Pilots
Pilot evaluations with basic skills tutors and students are listed below.
Planned
- Pilot08, December 2005, Futher investigation of user preferences
and lexical choice.
Completed
- Final Evaluation, Sept. - Nov. 2005, final evaluation experiment using
SkillSum vs. 05.
192 new-entrant student participants (Sept) and 40 new entrants (Nov) from
Peterborough Regional College.
Pre-test questionnaire, literacy and numeracy tests, post-test questionnaires,
self-assessments of skills, reading rates, reading errors, comprehension, and preferences.
SkillSum reports improved students knowledge of their own skills.
This experiment was unable to reproduce the preference
results of pilot07, nor the readability results of pilot05 (probably due to
substantial content improvements in both control and readability models).
- Pilot07, June 2005, 18 participants at
Peterborough Regional College, trial of
SkillSum vs. 05
and the experimental design of our final evaluation experiment. We found
statistically significant preference for SkillSum reports over baseline reports.
- Pilot06, March 2005, 14 participants at
South Lanarkshire
College, think-alouds and interviews on use of technical terms
(e.g. "grammar").
These indicated that illustrative examples are more generally useful
than paraphrases or the terms themselves.

Material shown -

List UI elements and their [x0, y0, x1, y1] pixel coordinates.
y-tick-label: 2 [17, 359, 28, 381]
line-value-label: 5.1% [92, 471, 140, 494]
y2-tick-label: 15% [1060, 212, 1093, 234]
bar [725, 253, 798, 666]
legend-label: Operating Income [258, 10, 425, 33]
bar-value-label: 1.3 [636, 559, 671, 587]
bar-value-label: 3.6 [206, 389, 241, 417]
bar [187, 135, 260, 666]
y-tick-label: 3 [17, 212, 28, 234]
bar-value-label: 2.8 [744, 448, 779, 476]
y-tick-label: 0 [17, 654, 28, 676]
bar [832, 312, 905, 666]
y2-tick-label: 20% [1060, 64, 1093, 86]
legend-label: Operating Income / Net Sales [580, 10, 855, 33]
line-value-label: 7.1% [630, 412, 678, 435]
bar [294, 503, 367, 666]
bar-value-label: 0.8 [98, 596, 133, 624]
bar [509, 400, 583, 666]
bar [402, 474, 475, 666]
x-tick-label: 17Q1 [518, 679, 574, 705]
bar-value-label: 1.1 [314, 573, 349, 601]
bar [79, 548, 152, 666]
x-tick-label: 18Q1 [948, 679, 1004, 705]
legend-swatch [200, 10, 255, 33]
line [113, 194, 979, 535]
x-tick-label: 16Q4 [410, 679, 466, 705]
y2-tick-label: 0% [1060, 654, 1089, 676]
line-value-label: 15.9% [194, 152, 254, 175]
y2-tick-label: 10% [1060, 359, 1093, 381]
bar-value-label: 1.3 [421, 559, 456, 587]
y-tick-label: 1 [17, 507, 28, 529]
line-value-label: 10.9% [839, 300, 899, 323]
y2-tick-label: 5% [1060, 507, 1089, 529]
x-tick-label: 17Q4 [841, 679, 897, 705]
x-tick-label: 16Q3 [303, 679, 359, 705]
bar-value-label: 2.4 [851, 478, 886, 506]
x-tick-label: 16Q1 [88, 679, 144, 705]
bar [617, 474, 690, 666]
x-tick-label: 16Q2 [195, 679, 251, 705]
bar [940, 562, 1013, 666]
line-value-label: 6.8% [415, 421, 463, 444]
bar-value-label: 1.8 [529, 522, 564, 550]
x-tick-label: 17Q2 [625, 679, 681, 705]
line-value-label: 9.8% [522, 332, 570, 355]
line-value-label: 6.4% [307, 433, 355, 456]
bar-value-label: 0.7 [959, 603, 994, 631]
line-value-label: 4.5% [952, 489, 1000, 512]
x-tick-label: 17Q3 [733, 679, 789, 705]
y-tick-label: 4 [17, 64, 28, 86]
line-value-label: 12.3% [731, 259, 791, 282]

Assigned task 1 -
Answer these questions from the SkillSum pilot evaluations passage:
(a) How many participants took part in Pilot06, and at which college?
(b) During which months was the final evaluation carried out?
(c) What did Pilot07 find about student preferences?
Assigned task 2 - Extend the SkillSum pilot evaluations passage, picking up after its last sentence.
The listing has no connection to the SkillSum pilot evaluations passage.

Exercise output 1 -
(a) 14 participants, at South Lanarkshire College.
(b) September to November 2005.
(c) Students showed a statistically significant preference for SkillSum reports over baseline reports.

Exercise output 2 -
- Pilot05, October 2004, 60 participants at
University of
Derby College Buxton,
SkillSum vs. 04
readability experiment showing a statistically significant increase in
reading rates using SkillSum readability model over the control model
(see our ENLG'05 publication)
and motivation interviews (see Nava Tintarev's Masters Thesis).
- Pilot04, September 2004, 10 participants at
Total People,
SkillSum vs. 03
small readability experiment that confirmed results of earlier GIRL
evaluations and motivation
interviews that revealed large
variations between individuals.
- Pilot03, June 2004, 8 participants at
South Lanarkshire
College,
SkillSum vs. 02
interactive report with buttons to
study browsing behaviour and interviews to determine
usefulness/accuracy of generated reports. Found that people generally
click on a vertical list of buttons in order from top to bottom and
the activities that the NLG system selected to illustrate an individual's skills
were often inaccurate.
- Pilot02, May 2004, 5 participants at
Karten CTEC Centre,
SkillSum vs. 01
trial with shorter "screener" tests vs. longer Target Skills tests,
generation of shorter reports and interviews
to elicit opinions and suggestions for improvement. Generally, the
shorter tests worked well, but this pilot highlighted in particular
problems with what to do when students cannot answer any questions in
a test.
- Pilot01, April 2004, 8 participants at
Total People,
SkillSum vs. 00
trial with short student reports vs. long tutor reports and interviews
to elicit opinions and suggestions for improvement. Students generally
preferred the shorter reports and didn't want to read longer ones.
Tutors were enthusiastic about longer reports for tutors.